All entries below are to be set down again, identical to the source.

Recorded data:
· · · · ·

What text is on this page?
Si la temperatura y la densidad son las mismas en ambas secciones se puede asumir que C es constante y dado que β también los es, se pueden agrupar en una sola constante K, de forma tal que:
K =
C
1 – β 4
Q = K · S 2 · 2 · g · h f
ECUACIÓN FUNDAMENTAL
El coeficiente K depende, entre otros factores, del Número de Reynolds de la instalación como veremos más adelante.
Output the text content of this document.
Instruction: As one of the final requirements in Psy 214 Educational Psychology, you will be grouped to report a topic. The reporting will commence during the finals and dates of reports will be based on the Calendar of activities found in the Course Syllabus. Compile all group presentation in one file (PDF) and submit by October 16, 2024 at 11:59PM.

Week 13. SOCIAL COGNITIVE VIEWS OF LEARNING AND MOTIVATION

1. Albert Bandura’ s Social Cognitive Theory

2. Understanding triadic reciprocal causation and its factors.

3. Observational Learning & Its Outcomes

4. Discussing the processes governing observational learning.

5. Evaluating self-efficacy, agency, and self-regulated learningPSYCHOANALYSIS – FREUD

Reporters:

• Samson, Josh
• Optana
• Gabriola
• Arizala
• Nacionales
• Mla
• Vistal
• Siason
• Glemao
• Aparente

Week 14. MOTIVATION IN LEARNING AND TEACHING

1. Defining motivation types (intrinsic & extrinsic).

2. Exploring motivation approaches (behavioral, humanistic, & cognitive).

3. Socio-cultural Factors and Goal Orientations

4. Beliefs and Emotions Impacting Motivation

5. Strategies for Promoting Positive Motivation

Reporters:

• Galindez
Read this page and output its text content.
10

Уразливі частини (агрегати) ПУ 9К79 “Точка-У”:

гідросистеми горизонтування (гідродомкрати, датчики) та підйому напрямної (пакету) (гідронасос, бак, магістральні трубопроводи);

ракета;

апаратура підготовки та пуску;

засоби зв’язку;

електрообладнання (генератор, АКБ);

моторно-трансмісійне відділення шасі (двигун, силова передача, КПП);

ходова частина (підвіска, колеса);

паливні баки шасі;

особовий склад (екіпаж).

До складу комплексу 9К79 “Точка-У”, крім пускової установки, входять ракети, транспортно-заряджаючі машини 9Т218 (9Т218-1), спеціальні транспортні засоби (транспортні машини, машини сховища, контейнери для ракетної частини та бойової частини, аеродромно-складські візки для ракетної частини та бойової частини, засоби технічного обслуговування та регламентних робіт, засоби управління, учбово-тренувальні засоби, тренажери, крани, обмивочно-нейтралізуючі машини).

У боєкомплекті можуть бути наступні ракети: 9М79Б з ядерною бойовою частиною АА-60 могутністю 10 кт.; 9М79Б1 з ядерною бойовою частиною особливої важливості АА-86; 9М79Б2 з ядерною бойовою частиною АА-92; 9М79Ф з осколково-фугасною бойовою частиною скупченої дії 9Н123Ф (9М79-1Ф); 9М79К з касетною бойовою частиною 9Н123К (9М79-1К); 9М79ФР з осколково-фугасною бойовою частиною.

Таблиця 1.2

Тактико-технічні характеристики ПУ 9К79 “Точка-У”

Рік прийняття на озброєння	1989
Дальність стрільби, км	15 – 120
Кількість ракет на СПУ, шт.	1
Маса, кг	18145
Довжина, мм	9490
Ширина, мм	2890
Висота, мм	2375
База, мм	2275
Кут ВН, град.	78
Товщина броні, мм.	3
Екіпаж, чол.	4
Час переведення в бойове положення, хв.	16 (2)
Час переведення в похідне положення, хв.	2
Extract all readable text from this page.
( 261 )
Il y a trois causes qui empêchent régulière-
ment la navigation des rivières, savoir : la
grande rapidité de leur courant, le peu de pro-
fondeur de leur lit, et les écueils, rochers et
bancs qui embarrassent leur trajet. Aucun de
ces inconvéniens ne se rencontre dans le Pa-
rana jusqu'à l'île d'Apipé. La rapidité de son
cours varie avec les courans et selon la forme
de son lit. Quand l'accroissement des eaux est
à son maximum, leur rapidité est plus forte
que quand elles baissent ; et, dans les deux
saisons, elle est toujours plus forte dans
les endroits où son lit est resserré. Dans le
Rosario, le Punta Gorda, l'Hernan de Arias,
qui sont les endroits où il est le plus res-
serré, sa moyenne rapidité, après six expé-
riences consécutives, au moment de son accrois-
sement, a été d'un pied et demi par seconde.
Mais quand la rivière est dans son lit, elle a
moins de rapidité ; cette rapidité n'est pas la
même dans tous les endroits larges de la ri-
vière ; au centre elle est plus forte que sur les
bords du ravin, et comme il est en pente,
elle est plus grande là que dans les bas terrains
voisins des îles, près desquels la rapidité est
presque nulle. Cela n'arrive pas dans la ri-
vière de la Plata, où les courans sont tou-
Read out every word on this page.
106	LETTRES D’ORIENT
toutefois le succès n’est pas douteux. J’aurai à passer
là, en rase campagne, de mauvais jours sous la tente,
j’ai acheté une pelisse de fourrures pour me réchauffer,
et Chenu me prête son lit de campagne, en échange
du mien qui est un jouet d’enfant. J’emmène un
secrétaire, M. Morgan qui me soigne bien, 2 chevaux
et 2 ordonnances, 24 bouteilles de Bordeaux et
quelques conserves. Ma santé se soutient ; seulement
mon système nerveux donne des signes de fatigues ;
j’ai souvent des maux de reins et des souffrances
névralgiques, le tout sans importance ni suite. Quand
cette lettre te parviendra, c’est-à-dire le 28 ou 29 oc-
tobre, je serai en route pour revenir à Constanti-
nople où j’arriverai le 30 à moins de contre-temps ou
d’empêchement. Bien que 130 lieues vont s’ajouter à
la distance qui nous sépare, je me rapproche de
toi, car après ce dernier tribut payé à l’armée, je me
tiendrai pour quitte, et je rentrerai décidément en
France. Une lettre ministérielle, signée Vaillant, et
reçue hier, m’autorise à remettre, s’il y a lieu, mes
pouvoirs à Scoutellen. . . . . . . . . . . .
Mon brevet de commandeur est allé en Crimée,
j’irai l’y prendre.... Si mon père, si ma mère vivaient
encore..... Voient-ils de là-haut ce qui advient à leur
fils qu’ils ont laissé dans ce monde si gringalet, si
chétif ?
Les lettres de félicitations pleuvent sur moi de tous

· · · · ·

**Solution to this exercise**:
What text is on this page?
Si la temperatura y la densidad son las mismas en ambas secciones se puede asumir que C es constante y dado que β también los es, se pueden agrupar en una sola constante K, de forma tal que:
K =
C
1 – β 4
Q = K · S 2 · 2 · g · h f
ECUACIÓN FUNDAMENTAL
El coeficiente K depende, entre otros factores, del Número de Reynolds de la instalación como veremos más adelante.
Output the text content of this document.
Instruction: As one of the final requirements in Psy 214 Educational Psychology, you will be grouped to report a topic. The reporting will commence during the finals and dates of reports will be based on the Calendar of activities found in the Course Syllabus. Compile all group presentation in one file (PDF) and submit by October 16, 2024 at 11:59PM.

Week 13. SOCIAL COGNITIVE VIEWS OF LEARNING AND MOTIVATION

1. Albert Bandura’ s Social Cognitive Theory

2. Understanding triadic reciprocal causation and its factors.

3. Observational Learning & Its Outcomes

4. Discussing the processes governing observational learning.

5. Evaluating self-efficacy, agency, and self-regulated learningPSYCHOANALYSIS – FREUD

Reporters:

• Samson, Josh
• Optana
• Gabriola
• Arizala
• Nacionales
• Mla
• Vistal
• Siason
• Glemao
• Aparente

Week 14. MOTIVATION IN LEARNING AND TEACHING

1. Defining motivation types (intrinsic & extrinsic).

2. Exploring motivation approaches (behavioral, humanistic, & cognitive).

3. Socio-cultural Factors and Goal Orientations

4. Beliefs and Emotions Impacting Motivation

5. Strategies for Promoting Positive Motivation

Reporters:

• Galindez
Read this page and output its text content.
10

Уразливі частини (агрегати) ПУ 9К79 “Точка-У”:

гідросистеми горизонтування (гідродомкрати, датчики) та підйому напрямної (пакету) (гідронасос, бак, магістральні трубопроводи);

ракета;

апаратура підготовки та пуску;

засоби зв’язку;

електрообладнання (генератор, АКБ);

моторно-трансмісійне відділення шасі (двигун, силова передача, КПП);

ходова частина (підвіска, колеса);

паливні баки шасі;

особовий склад (екіпаж).

До складу комплексу 9К79 “Точка-У”, крім пускової установки, входять ракети, транспортно-заряджаючі машини 9Т218 (9Т218-1), спеціальні транспортні засоби (транспортні машини, машини сховища, контейнери для ракетної частини та бойової частини, аеродромно-складські візки для ракетної частини та бойової частини, засоби технічного обслуговування та регламентних робіт, засоби управління, учбово-тренувальні засоби, тренажери, крани, обмивочно-нейтралізуючі машини).

У боєкомплекті можуть бути наступні ракети: 9М79Б з ядерною бойовою частиною АА-60 могутністю 10 кт.; 9М79Б1 з ядерною бойовою частиною особливої важливості АА-86; 9М79Б2 з ядерною бойовою частиною АА-92; 9М79Ф з осколково-фугасною бойовою частиною скупченої дії 9Н123Ф (9М79-1Ф); 9М79К з касетною бойовою частиною 9Н123К (9М79-1К); 9М79ФР з осколково-фугасною бойовою частиною.

Таблиця 1.2

Тактико-технічні характеристики ПУ 9К79 “Точка-У”

Рік прийняття на озброєння	1989
Дальність стрільби, км	15 – 120
Кількість ракет на СПУ, шт.	1
Маса, кг	18145
Довжина, мм	9490
Ширина, мм	2890
Висота, мм	2375
База, мм	2275
Кут ВН, град.	78
Товщина броні, мм.	3
Екіпаж, чол.	4
Час переведення в бойове положення, хв.	16 (2)
Час переведення в похідне положення, хв.	2
Extract all readable text from this page.
( 261 )
Il y a trois causes qui empêchent régulière-
ment la navigation des rivières, savoir : la
grande rapidité de leur courant, le peu de pro-
fondeur de leur lit, et les écueils, rochers et
bancs qui embarrassent leur trajet. Aucun de
ces inconvéniens ne se rencontre dans le Pa-
rana jusqu'à l'île d'Apipé. La rapidité de son
cours varie avec les courans et selon la forme
de son lit. Quand l'accroissement des eaux est
à son maximum, leur rapidité est plus forte
que quand elles baissent ; et, dans les deux
saisons, elle est toujours plus forte dans
les endroits où son lit est resserré. Dans le
Rosario, le Punta Gorda, l'Hernan de Arias,
qui sont les endroits où il est le plus res-
serré, sa moyenne rapidité, après six expé-
riences consécutives, au moment de son accrois-
sement, a été d'un pied et demi par seconde.
Mais quand la rivière est dans son lit, elle a
moins de rapidité ; cette rapidité n'est pas la
même dans tous les endroits larges de la ri-
vière ; au centre elle est plus forte que sur les
bords du ravin, et comme il est en pente,
elle est plus grande là que dans les bas terrains
voisins des îles, près desquels la rapidité est
presque nulle. Cela n'arrive pas dans la ri-
vière de la Plata, où les courans sont tou-
Read out every word on this page.
106	LETTRES D’ORIENT
toutefois le succès n’est pas douteux. J’aurai à passer
là, en rase campagne, de mauvais jours sous la tente,
j’ai acheté une pelisse de fourrures pour me réchauffer,
et Chenu me prête son lit de campagne, en échange
du mien qui est un jouet d’enfant. J’emmène un
secrétaire, M. Morgan qui me soigne bien, 2 chevaux
et 2 ordonnances, 24 bouteilles de Bordeaux et
quelques conserves. Ma santé se soutient ; seulement
mon système nerveux donne des signes de fatigues ;
j’ai souvent des maux de reins et des souffrances
névralgiques, le tout sans importance ni suite. Quand
cette lettre te parviendra, c’est-à-dire le 28 ou 29 oc-
tobre, je serai en route pour revenir à Constanti-
nople où j’arriverai le 30 à moins de contre-temps ou
d’empêchement. Bien que 130 lieues vont s’ajouter à
la distance qui nous sépare, je me rapproche de
toi, car après ce dernier tribut payé à l’armée, je me
tiendrai pour quitte, et je rentrerai décidément en
France. Une lettre ministérielle, signée Vaillant, et
reçue hier, m’autorise à remettre, s’il y a lieu, mes
pouvoirs à Scoutellen. . . . . . . . . . . .
Mon brevet de commandeur est allé en Crimée,
j’irai l’y prendre.... Si mon père, si ma mère vivaient
encore..... Voient-ils de là-haut ce qui advient à leur
fils qu’ils ont laissé dans ce monde si gringalet, si
chétif ?
Les lettres de félicitations pleuvent sur moi de tous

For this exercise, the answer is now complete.